** START **

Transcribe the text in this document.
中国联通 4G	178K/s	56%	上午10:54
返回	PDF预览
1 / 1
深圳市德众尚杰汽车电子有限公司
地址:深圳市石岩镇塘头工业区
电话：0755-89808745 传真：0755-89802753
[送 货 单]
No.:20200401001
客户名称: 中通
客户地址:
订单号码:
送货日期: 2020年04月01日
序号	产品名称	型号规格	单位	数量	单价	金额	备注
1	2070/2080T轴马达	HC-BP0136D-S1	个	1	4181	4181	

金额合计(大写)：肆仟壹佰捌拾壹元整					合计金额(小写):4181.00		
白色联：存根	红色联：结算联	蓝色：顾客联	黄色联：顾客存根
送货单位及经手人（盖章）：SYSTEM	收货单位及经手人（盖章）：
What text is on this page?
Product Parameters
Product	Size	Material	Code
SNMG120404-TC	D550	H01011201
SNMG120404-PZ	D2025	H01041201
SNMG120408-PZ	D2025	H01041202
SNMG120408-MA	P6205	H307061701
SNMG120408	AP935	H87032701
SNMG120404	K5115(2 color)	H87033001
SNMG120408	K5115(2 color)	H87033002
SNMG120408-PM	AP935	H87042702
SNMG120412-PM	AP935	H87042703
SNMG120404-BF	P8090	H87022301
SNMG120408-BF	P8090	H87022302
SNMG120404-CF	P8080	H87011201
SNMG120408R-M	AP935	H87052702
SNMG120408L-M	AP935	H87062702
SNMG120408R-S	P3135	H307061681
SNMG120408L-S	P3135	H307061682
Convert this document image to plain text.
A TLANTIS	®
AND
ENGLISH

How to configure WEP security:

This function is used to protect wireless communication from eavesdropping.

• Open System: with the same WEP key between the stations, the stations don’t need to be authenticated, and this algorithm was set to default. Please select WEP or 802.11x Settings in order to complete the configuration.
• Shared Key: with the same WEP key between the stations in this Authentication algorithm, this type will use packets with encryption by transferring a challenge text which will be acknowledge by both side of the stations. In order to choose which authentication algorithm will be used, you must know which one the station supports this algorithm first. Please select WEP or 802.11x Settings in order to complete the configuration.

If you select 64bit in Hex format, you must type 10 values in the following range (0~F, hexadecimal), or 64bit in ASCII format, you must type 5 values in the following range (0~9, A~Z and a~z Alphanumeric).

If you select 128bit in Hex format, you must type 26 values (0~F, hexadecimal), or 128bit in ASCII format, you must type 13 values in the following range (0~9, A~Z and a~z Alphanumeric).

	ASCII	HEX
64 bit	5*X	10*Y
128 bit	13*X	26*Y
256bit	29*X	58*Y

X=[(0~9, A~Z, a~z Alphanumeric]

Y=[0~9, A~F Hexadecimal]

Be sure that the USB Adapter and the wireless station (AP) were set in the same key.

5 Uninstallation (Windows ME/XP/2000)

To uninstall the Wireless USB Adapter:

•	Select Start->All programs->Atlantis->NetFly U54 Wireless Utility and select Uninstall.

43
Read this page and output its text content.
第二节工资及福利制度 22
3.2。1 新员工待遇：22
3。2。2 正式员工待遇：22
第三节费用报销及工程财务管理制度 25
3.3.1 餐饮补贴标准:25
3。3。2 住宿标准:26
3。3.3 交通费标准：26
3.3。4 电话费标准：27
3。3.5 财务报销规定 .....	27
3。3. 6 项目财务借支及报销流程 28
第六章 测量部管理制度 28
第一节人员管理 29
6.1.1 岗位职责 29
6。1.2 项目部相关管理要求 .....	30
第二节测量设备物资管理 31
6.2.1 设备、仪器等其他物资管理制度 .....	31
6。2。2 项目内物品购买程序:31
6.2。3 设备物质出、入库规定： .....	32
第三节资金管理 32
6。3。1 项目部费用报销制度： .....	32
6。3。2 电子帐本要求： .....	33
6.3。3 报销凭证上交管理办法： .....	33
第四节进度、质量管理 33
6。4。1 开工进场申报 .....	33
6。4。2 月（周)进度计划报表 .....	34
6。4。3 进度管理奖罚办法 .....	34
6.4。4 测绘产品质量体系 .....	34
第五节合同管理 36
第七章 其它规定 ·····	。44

** END **

[Problem details] Determine the number of lines in the listing that hold the word "same", and supply that number and nothing further.

[Reply] 3